Your task:
Collect all lines below with the string "yields".

(Records that describe figures)
□ □ □ □ □

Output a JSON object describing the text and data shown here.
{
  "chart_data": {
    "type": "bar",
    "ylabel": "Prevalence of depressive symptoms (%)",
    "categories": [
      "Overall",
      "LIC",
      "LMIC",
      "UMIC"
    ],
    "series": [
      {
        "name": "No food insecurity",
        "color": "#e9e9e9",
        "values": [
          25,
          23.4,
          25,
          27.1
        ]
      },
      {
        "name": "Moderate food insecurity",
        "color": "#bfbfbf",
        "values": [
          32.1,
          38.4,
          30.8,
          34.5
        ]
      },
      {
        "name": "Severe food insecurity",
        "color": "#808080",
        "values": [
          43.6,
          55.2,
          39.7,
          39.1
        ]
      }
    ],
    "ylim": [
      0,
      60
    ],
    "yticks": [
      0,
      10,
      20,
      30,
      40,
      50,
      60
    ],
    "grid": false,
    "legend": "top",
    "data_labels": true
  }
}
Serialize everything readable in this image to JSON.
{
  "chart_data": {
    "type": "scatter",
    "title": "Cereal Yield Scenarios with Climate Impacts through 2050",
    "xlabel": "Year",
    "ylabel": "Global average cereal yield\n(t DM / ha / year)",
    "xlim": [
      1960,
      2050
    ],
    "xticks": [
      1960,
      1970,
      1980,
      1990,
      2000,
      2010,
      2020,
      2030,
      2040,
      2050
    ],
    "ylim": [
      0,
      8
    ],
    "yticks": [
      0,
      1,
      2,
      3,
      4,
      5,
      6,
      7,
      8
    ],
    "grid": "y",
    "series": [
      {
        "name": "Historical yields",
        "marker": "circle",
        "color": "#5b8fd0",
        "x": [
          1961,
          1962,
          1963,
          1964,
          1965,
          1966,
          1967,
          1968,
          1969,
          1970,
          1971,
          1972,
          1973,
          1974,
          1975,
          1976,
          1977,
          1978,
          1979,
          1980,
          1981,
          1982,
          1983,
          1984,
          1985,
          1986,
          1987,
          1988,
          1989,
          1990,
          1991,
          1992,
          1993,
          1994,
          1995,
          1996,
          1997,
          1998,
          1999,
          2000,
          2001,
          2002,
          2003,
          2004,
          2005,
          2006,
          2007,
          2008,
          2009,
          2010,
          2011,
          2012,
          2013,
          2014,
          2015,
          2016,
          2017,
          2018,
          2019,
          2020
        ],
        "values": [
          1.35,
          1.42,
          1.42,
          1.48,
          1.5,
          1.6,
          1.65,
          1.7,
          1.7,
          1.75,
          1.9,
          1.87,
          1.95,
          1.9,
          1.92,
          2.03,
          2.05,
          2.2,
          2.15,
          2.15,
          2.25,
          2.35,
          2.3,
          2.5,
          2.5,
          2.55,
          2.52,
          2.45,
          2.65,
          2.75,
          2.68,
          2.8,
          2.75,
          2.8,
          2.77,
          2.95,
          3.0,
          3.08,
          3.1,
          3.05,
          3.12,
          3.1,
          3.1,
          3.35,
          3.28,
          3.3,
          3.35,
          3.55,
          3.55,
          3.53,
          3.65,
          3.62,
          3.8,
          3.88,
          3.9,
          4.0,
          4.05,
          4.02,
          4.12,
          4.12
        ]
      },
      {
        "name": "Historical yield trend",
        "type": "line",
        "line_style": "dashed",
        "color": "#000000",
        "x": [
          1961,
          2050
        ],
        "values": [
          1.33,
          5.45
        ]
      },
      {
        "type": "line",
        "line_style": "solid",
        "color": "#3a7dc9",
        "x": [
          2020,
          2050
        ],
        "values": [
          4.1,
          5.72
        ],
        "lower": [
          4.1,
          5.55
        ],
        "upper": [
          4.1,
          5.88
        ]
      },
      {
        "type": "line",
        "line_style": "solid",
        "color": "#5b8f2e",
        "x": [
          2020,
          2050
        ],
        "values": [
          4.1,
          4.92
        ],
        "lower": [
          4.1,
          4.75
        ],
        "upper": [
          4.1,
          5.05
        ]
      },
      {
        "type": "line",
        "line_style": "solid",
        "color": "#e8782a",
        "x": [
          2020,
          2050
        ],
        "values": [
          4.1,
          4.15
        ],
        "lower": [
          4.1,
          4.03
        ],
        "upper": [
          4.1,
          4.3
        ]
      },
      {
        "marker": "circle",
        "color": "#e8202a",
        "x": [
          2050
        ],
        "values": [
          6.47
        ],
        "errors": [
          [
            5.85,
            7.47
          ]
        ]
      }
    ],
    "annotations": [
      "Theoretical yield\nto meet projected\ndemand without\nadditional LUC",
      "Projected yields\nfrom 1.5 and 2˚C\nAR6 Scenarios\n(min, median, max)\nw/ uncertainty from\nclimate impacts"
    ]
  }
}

□ □ □ □ □

Result:
        "name": "Historical yields",
      "Projected yields\nfrom 1.5 and 2˚C\nAR6 Scenarios\n(min, median, max)\nw/ uncertainty from\nclimate impacts"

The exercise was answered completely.